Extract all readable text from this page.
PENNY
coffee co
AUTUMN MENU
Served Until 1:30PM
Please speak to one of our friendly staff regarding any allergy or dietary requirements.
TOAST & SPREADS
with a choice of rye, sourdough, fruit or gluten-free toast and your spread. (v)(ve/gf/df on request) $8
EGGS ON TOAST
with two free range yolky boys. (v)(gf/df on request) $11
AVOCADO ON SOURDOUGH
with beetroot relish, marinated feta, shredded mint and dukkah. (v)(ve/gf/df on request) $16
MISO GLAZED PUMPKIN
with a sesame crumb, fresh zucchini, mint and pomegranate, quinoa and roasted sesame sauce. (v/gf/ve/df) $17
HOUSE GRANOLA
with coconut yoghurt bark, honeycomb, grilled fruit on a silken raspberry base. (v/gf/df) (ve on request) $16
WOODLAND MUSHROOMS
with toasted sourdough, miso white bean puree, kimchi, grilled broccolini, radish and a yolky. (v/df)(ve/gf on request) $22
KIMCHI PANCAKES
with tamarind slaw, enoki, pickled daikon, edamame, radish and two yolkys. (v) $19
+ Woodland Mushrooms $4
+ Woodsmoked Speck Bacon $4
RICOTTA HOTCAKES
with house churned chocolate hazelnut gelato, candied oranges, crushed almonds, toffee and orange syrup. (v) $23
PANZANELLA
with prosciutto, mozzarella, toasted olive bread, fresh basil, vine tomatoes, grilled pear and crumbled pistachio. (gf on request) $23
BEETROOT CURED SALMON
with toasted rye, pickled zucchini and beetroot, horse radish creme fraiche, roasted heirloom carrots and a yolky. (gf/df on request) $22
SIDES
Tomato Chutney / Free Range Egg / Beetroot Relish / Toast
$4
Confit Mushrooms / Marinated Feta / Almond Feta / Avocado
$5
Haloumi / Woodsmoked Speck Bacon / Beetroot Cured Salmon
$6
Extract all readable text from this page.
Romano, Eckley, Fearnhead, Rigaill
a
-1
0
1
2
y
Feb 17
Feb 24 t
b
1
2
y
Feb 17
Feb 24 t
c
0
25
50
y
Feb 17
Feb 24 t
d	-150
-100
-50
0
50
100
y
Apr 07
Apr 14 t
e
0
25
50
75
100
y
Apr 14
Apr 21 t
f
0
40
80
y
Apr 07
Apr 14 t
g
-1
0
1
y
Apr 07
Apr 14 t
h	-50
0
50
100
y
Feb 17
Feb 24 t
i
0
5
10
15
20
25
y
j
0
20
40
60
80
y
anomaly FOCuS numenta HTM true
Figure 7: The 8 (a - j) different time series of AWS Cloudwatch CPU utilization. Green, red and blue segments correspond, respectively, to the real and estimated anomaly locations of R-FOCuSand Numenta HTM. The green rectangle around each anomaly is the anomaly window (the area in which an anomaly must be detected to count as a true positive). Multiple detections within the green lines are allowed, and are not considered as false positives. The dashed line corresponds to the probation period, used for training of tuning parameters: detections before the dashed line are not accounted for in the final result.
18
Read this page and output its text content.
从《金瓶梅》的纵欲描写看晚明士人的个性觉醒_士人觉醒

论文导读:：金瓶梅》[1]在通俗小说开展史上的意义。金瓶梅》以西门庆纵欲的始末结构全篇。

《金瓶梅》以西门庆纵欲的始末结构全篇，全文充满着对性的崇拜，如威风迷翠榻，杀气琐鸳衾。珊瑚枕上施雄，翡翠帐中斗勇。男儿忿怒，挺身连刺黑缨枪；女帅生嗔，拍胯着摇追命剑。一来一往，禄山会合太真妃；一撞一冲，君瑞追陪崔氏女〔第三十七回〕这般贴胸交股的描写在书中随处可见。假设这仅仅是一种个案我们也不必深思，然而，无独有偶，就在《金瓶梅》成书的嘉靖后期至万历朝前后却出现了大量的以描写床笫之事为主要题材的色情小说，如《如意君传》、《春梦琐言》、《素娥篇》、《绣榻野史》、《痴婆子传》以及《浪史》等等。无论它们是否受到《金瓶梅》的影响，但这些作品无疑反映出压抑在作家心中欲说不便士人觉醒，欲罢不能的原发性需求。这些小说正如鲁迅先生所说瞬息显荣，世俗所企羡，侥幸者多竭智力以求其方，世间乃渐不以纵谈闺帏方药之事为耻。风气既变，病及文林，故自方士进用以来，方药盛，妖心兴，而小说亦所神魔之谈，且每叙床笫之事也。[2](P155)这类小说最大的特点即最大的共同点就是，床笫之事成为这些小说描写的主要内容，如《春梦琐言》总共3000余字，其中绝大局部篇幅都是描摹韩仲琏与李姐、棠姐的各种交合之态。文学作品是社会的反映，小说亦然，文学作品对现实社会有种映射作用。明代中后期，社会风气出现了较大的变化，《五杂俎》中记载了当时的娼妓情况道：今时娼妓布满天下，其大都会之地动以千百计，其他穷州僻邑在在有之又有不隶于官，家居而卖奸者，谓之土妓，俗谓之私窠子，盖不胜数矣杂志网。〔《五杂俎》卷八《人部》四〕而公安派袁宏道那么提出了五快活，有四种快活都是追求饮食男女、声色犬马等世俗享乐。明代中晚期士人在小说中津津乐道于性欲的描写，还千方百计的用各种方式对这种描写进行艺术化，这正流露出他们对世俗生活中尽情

### Directions for this task
Scan the material above for the string "Bacon" and report each line where you find it.

### Correct output
+ Woodsmoked Speck Bacon $4
Haloumi / Woodsmoked Speck Bacon / Beetroot Cured Salmon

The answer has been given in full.